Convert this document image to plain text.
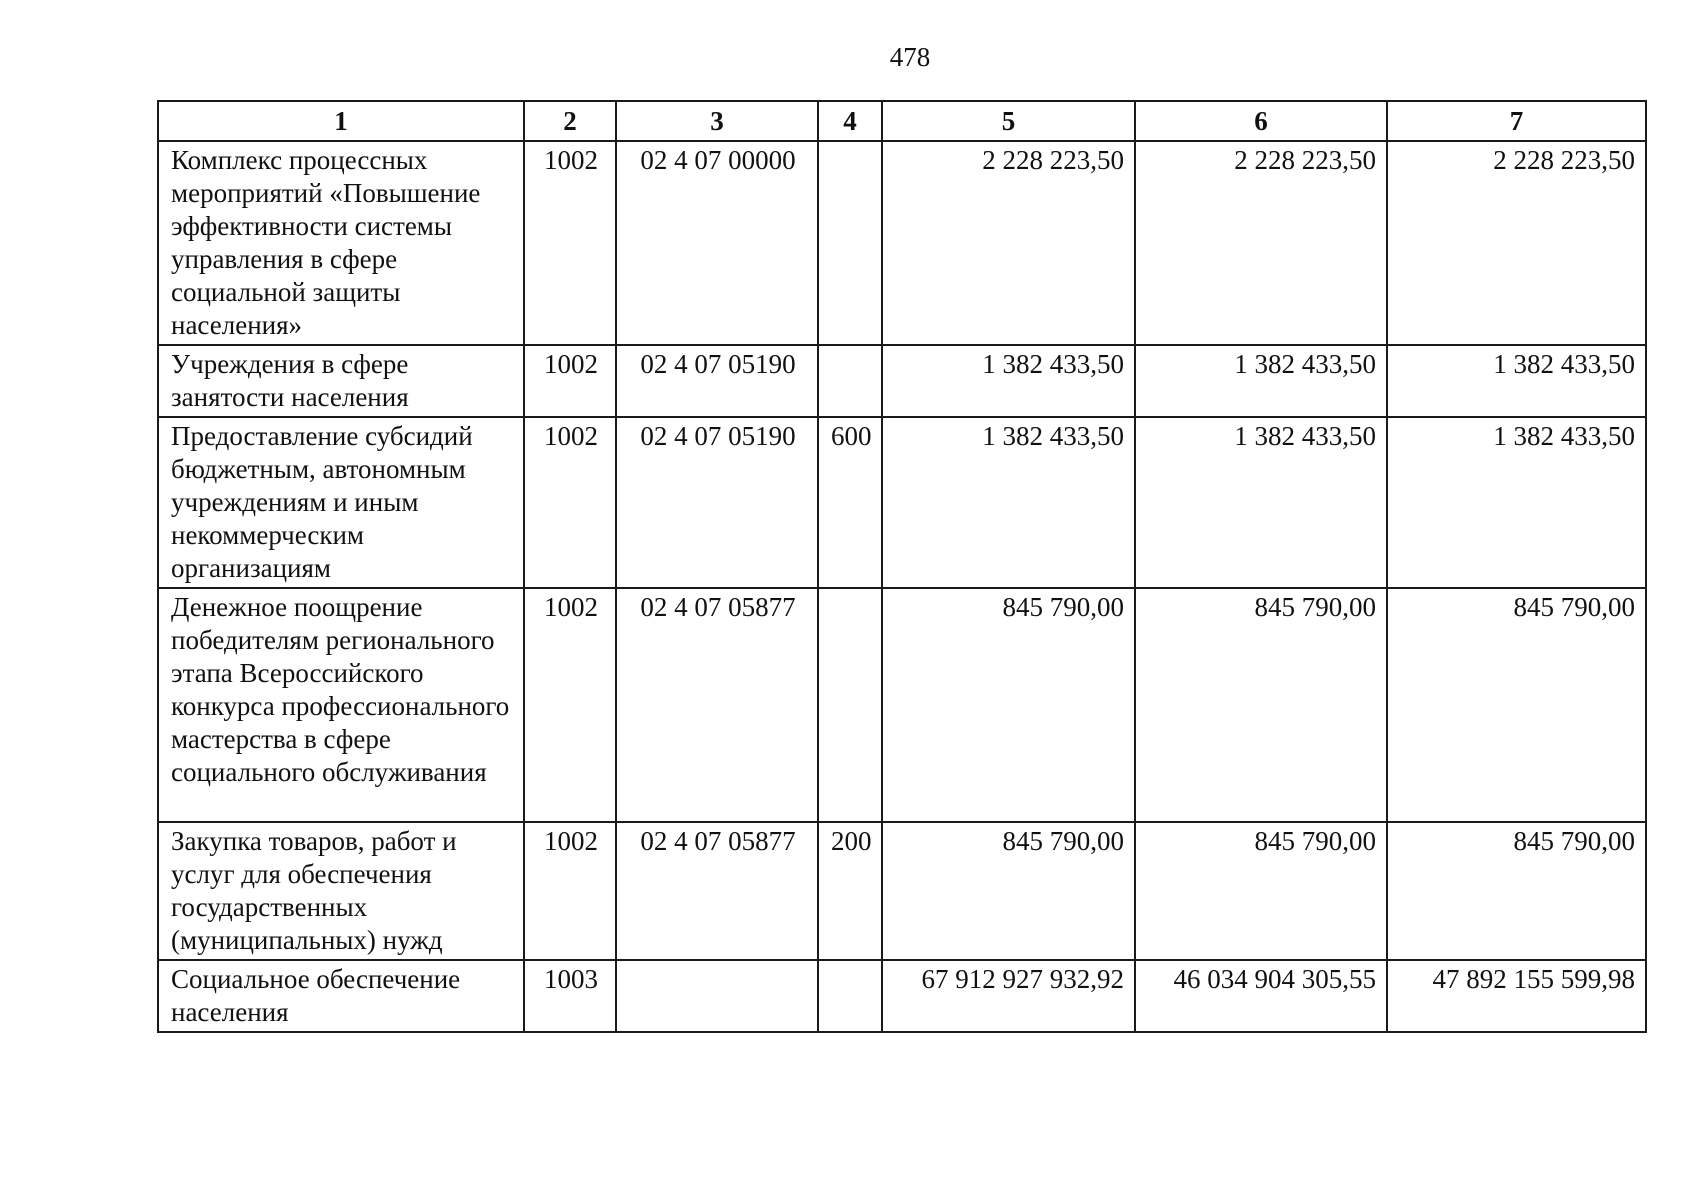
478
1	2	3	4	5	6	7
Комплекс процессных мероприятий «Повышение эффективности системы управления в сфере социальной защиты населения»	1002	02 4 07 00000		2 228 223,50	2 228 223,50	2 228 223,50
Учреждения в сфере занятости населения	1002	02 4 07 05190		1 382 433,50	1 382 433,50	1 382 433,50
Предоставление субсидий бюджетным, автономным учреждениям и иным некоммерческим организациям	1002	02 4 07 05190	600	1 382 433,50	1 382 433,50	1 382 433,50
Денежное поощрение победителям регионального этапа Всероссийского конкурса профессионального мастерства в сфере социального обслуживания	1002	02 4 07 05877		845 790,00	845 790,00	845 790,00
Закупка товаров, работ и услуг для обеспечения государственных (муниципальных) нужд	1002	02 4 07 05877	200	845 790,00	845 790,00	845 790,00
Социальное обеспечение населения	1003			67 912 927 932,92	46 034 904 305,55	47 892 155 599,98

Set exercise: Look through the entries above and report each line where the string "сфере" occurs.

Reply:
Комплекс процессных мероприятий «Повышение эффективности системы управления в сфере социальной защиты населения»	1002	02 4 07 00000		2 228 223,50	2 228 223,50	2 228 223,50
Учреждения в сфере занятости населения	1002	02 4 07 05190		1 382 433,50	1 382 433,50	1 382 433,50
Денежное поощрение победителям регионального этапа Всероссийского конкурса профессионального мастерства в сфере социального обслуживания	1002	02 4 07 05877		845 790,00	845 790,00	845 790,00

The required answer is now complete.